-- start of EXCERPTED PASSAGE --

Despite of largest crustal destructive events had been associated to active faults, characterization of active faults to be used as source fault into PSHA is a relatively recent development. In addition, several methodologies exist. Here, we are describing the GEM method to build an active fault model from a database of neotectonic active fault as those presented above. This database was created to be used in PSHA, then the faults were characterized (i.e. geometry and kinematic settings) following the OpenQuake standards. Some faults were updated or added recently (e.g. El Salvador, Jamaica, Cuba, on-shore Puerto Rico).

Some assumptions were used to build the model: - The occurrence of the events on the fault follows a double-truncated Gutenberg-Richter (GR) distribution, and the total seismic moment rate from the MDF equals the geological moment rate derived from the fault dimension (area) and slip rate, - The double-truncated distribution is computed using two magnitude extremes bounds (minimum and maximum), then the rates computed above an arbitary magnitude (clipping magnitude) are used, - The a-value of the GR distribution is defined using fault slip rates either measured on the field or inferred by earthquake geologists, - The b-value on the fault is assumed to be equal to those obtained for the area source enclosed the fault (of the major part of it), - The minimum magnitude (lower bound) was arbitrary assumed as Mw4.0, - The maximum magnitude bounding the recurrence model depends on dimensions of the fault's area and was inferred applying Leonard(2010, 2014) scaling relations, - The clipping magnitude (lower bound) was arbitrary assumed as Mw6.5.

In total, we create 241 simple fault sources (see Figure 7a) located in an active shallow crust tectonic regime and comprising the most hazardous structures for inland and offshore areas in the CCA region. Exceptionally, this version of the model do not included fault sources for the Lesser Antilles area where a proper characterization of the faults from a kinematic point of view was not possible this time and it should be included in future versions. The fault sources (trace and surface projection) considered in this version of the CCA model can be also seen in the interactive viewer.

-- end of EXCERPTED PASSAGE --

**GIVEN TASK A:**
Can you rewrite the stretch of the fault-model passage from "In total, we" through "the interactive viewer.", with "interactive viewer" changed to "web viewer"?
These records are unrelated to the passage on active fault modeling.

-- start of WORKING DATA --

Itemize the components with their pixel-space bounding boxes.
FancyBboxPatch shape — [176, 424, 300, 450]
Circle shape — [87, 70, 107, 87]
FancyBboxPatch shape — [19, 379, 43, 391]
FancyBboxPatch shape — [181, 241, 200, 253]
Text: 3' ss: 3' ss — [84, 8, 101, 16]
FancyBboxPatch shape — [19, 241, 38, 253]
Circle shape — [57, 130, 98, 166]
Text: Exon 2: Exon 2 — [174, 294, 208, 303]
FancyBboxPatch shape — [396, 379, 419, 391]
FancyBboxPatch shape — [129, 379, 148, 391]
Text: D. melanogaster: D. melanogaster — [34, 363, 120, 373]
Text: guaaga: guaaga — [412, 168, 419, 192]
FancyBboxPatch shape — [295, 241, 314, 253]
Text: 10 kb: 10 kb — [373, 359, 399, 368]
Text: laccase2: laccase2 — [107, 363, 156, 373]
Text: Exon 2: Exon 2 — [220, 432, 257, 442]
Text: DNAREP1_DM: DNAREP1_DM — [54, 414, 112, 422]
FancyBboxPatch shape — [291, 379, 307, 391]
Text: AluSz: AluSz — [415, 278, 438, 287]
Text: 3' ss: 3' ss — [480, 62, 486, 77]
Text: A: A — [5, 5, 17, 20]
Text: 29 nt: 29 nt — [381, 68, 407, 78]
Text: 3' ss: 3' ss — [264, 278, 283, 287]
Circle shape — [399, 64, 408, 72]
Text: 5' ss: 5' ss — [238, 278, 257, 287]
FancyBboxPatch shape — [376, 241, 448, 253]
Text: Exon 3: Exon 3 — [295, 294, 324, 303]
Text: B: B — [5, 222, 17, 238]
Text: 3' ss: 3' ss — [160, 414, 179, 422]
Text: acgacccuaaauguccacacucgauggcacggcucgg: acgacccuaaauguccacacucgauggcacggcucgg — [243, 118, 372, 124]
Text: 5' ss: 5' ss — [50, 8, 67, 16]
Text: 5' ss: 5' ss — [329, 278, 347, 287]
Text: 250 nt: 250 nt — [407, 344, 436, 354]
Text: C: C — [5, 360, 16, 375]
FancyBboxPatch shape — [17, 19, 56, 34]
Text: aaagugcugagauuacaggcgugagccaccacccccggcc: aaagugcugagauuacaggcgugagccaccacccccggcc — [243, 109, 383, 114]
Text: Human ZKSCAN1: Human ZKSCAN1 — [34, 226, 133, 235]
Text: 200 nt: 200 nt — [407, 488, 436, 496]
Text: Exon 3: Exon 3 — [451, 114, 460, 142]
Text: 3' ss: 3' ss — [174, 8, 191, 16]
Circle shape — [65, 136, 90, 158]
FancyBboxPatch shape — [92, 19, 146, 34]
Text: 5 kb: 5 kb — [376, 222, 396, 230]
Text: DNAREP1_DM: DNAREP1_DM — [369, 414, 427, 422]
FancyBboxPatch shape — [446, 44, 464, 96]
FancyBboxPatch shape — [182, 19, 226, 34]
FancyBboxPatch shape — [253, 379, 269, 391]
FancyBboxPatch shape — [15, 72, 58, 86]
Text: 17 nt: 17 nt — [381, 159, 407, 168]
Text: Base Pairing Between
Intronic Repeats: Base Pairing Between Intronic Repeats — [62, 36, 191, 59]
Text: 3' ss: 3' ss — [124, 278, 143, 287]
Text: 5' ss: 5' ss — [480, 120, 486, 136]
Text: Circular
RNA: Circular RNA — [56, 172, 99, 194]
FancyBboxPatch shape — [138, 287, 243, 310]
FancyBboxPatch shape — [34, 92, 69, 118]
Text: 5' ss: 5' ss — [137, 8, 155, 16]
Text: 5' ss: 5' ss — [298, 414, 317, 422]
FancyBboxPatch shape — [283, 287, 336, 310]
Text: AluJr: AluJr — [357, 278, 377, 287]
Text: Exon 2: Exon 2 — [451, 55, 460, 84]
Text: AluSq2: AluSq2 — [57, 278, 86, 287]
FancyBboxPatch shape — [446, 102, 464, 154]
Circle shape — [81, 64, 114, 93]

-- end of WORKING DATA --

**GIVEN TASK B:**
Can you repeat the stretch of the records from their start through the line containing "Text: AluSz: AluSz — [415, 278, 438, 287]", both ends included, word for word?

**EXERCISE OUTPUT A:**
In total, we create 241 simple fault sources (see Figure 7a) located in an active shallow crust tectonic regime and comprising the most hazardous structures for inland and offshore areas in the CCA region. Exceptionally, this version of the model do not included fault sources for the Lesser Antilles area where a proper characterization of the faults from a kinematic point of view was not possible this time and it should be included in future versions. The fault sources (trace and surface projection) considered in this version of the CCA model can be also seen in the web viewer.

**EXERCISE OUTPUT B:**
Itemize the components with their pixel-space bounding boxes.
FancyBboxPatch shape — [176, 424, 300, 450]
Circle shape — [87, 70, 107, 87]
FancyBboxPatch shape — [19, 379, 43, 391]
FancyBboxPatch shape — [181, 241, 200, 253]
Text: 3' ss: 3' ss — [84, 8, 101, 16]
FancyBboxPatch shape — [19, 241, 38, 253]
Circle shape — [57, 130, 98, 166]
Text: Exon 2: Exon 2 — [174, 294, 208, 303]
FancyBboxPatch shape — [396, 379, 419, 391]
FancyBboxPatch shape — [129, 379, 148, 391]
Text: D. melanogaster: D. melanogaster — [34, 363, 120, 373]
Text: guaaga: guaaga — [412, 168, 419, 192]
FancyBboxPatch shape — [295, 241, 314, 253]
Text: 10 kb: 10 kb — [373, 359, 399, 368]
Text: laccase2: laccase2 — [107, 363, 156, 373]
Text: Exon 2: Exon 2 — [220, 432, 257, 442]
Text: DNAREP1_DM: DNAREP1_DM — [54, 414, 112, 422]
FancyBboxPatch shape — [291, 379, 307, 391]
Text: AluSz: AluSz — [415, 278, 438, 287]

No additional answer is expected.